Objective
Retype the data below without altering anything.

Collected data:
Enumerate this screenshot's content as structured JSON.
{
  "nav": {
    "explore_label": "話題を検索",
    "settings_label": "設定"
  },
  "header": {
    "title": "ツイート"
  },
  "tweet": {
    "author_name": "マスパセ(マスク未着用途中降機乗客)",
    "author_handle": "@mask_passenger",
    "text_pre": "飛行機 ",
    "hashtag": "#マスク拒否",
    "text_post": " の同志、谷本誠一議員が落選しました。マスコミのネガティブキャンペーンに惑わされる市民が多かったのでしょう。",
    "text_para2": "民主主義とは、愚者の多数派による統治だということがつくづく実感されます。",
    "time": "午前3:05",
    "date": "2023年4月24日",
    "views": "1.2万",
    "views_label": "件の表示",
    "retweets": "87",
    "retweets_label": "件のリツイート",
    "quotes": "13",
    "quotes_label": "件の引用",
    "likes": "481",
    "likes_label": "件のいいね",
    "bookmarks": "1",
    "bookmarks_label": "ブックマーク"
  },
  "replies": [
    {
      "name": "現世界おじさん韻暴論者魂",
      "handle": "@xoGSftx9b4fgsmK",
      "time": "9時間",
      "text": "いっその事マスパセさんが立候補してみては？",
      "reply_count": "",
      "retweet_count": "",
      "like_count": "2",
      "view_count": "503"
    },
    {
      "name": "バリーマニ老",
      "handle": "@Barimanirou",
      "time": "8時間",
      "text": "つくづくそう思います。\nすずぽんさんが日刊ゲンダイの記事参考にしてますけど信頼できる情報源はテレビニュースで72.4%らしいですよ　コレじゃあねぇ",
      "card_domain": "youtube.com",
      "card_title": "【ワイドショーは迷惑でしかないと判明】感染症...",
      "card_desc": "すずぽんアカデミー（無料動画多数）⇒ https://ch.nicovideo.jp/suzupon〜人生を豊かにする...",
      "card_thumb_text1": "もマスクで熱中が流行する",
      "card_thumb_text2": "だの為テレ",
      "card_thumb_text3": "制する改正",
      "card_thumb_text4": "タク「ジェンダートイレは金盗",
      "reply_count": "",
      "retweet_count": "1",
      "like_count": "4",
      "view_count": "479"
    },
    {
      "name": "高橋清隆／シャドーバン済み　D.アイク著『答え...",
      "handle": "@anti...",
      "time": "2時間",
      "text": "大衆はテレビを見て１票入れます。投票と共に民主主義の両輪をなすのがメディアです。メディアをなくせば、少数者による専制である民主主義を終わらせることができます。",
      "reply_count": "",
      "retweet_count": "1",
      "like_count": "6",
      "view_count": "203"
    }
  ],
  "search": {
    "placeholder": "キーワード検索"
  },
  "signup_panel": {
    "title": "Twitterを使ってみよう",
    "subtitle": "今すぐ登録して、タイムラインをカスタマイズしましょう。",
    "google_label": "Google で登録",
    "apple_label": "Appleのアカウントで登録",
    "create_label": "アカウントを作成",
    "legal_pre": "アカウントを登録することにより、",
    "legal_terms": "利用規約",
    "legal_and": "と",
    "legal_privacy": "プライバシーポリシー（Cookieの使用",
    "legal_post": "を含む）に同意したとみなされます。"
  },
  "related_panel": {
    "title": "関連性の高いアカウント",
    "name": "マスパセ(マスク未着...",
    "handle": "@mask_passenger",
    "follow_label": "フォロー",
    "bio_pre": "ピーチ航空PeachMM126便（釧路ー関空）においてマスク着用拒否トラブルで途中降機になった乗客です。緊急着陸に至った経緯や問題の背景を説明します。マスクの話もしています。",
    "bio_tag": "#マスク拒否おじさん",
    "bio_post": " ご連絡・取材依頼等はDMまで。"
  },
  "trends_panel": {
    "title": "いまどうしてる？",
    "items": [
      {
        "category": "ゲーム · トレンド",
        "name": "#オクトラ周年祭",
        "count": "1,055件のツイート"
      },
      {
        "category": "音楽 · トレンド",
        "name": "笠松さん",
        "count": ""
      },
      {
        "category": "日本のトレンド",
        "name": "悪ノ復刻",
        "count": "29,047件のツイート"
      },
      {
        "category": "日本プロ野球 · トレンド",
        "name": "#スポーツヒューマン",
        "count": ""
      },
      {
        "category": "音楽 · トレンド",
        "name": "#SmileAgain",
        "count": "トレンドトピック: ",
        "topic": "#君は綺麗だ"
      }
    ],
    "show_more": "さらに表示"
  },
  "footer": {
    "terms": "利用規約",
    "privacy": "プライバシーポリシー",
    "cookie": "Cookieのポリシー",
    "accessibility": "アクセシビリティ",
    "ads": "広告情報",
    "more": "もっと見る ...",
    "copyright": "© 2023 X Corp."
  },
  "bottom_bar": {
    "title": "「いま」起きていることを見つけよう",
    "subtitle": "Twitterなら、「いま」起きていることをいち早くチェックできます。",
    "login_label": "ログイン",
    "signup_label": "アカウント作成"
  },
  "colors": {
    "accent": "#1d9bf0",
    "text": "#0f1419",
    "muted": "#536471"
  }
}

The solution
Enumerate this screenshot's content as structured JSON.
{
  "nav": {
    "explore_label": "話題を検索",
    "settings_label": "設定"
  },
  "header": {
    "title": "ツイート"
  },
  "tweet": {
    "author_name": "マスパセ(マスク未着用途中降機乗客)",
    "author_handle": "@mask_passenger",
    "text_pre": "飛行機 ",
    "hashtag": "#マスク拒否",
    "text_post": " の同志、谷本誠一議員が落選しました。マスコミのネガティブキャンペーンに惑わされる市民が多かったのでしょう。",
    "text_para2": "民主主義とは、愚者の多数派による統治だということがつくづく実感されます。",
    "time": "午前3:05",
    "date": "2023年4月24日",
    "views": "1.2万",
    "views_label": "件の表示",
    "retweets": "87",
    "retweets_label": "件のリツイート",
    "quotes": "13",
    "quotes_label": "件の引用",
    "likes": "481",
    "likes_label": "件のいいね",
    "bookmarks": "1",
    "bookmarks_label": "ブックマーク"
  },
  "replies": [
    {
      "name": "現世界おじさん韻暴論者魂",
      "handle": "@xoGSftx9b4fgsmK",
      "time": "9時間",
      "text": "いっその事マスパセさんが立候補してみては？",
      "reply_count": "",
      "retweet_count": "",
      "like_count": "2",
      "view_count": "503"
    },
    {
      "name": "バリーマニ老",
      "handle": "@Barimanirou",
      "time": "8時間",
      "text": "つくづくそう思います。\nすずぽんさんが日刊ゲンダイの記事参考にしてますけど信頼できる情報源はテレビニュースで72.4%らしいですよ　コレじゃあねぇ",
      "card_domain": "youtube.com",
      "card_title": "【ワイドショーは迷惑でしかないと判明】感染症...",
      "card_desc": "すずぽんアカデミー（無料動画多数）⇒ https://ch.nicovideo.jp/suzupon〜人生を豊かにする...",
      "card_thumb_text1": "もマスクで熱中が流行する",
      "card_thumb_text2": "だの為テレ",
      "card_thumb_text3": "制する改正",
      "card_thumb_text4": "タク「ジェンダートイレは金盗",
      "reply_count": "",
      "retweet_count": "1",
      "like_count": "4",
      "view_count": "479"
    },
    {
      "name": "高橋清隆／シャドーバン済み　D.アイク著『答え...",
      "handle": "@anti...",
      "time": "2時間",
      "text": "大衆はテレビを見て１票入れます。投票と共に民主主義の両輪をなすのがメディアです。メディアをなくせば、少数者による専制である民主主義を終わらせることができます。",
      "reply_count": "",
      "retweet_count": "1",
      "like_count": "6",
      "view_count": "203"
    }
  ],
  "search": {
    "placeholder": "キーワード検索"
  },
  "signup_panel": {
    "title": "Twitterを使ってみよう",
    "subtitle": "今すぐ登録して、タイムラインをカスタマイズしましょう。",
    "google_label": "Google で登録",
    "apple_label": "Appleのアカウントで登録",
    "create_label": "アカウントを作成",
    "legal_pre": "アカウントを登録することにより、",
    "legal_terms": "利用規約",
    "legal_and": "と",
    "legal_privacy": "プライバシーポリシー（Cookieの使用",
    "legal_post": "を含む）に同意したとみなされます。"
  },
  "related_panel": {
    "title": "関連性の高いアカウント",
    "name": "マスパセ(マスク未着...",
    "handle": "@mask_passenger",
    "follow_label": "フォロー",
    "bio_pre": "ピーチ航空PeachMM126便（釧路ー関空）においてマスク着用拒否トラブルで途中降機になった乗客です。緊急着陸に至った経緯や問題の背景を説明します。マスクの話もしています。",
    "bio_tag": "#マスク拒否おじさん",
    "bio_post": " ご連絡・取材依頼等はDMまで。"
  },
  "trends_panel": {
    "title": "いまどうしてる？",
    "items": [
      {
        "category": "ゲーム · トレンド",
        "name": "#オクトラ周年祭",
        "count": "1,055件のツイート"
      },
      {
        "category": "音楽 · トレンド",
        "name": "笠松さん",
        "count": ""
      },
      {
        "category": "日本のトレンド",
        "name": "悪ノ復刻",
        "count": "29,047件のツイート"
      },
      {
        "category": "日本プロ野球 · トレンド",
        "name": "#スポーツヒューマン",
        "count": ""
      },
      {
        "category": "音楽 · トレンド",
        "name": "#SmileAgain",
        "count": "トレンドトピック: ",
        "topic": "#君は綺麗だ"
      }
    ],
    "show_more": "さらに表示"
  },
  "footer": {
    "terms": "利用規約",
    "privacy": "プライバシーポリシー",
    "cookie": "Cookieのポリシー",
    "accessibility": "アクセシビリティ",
    "ads": "広告情報",
    "more": "もっと見る ...",
    "copyright": "© 2023 X Corp."
  },
  "bottom_bar": {
    "title": "「いま」起きていることを見つけよう",
    "subtitle": "Twitterなら、「いま」起きていることをいち早くチェックできます。",
    "login_label": "ログイン",
    "signup_label": "アカウント作成"
  },
  "colors": {
    "accent": "#1d9bf0",
    "text": "#0f1419",
    "muted": "#536471"
  }
}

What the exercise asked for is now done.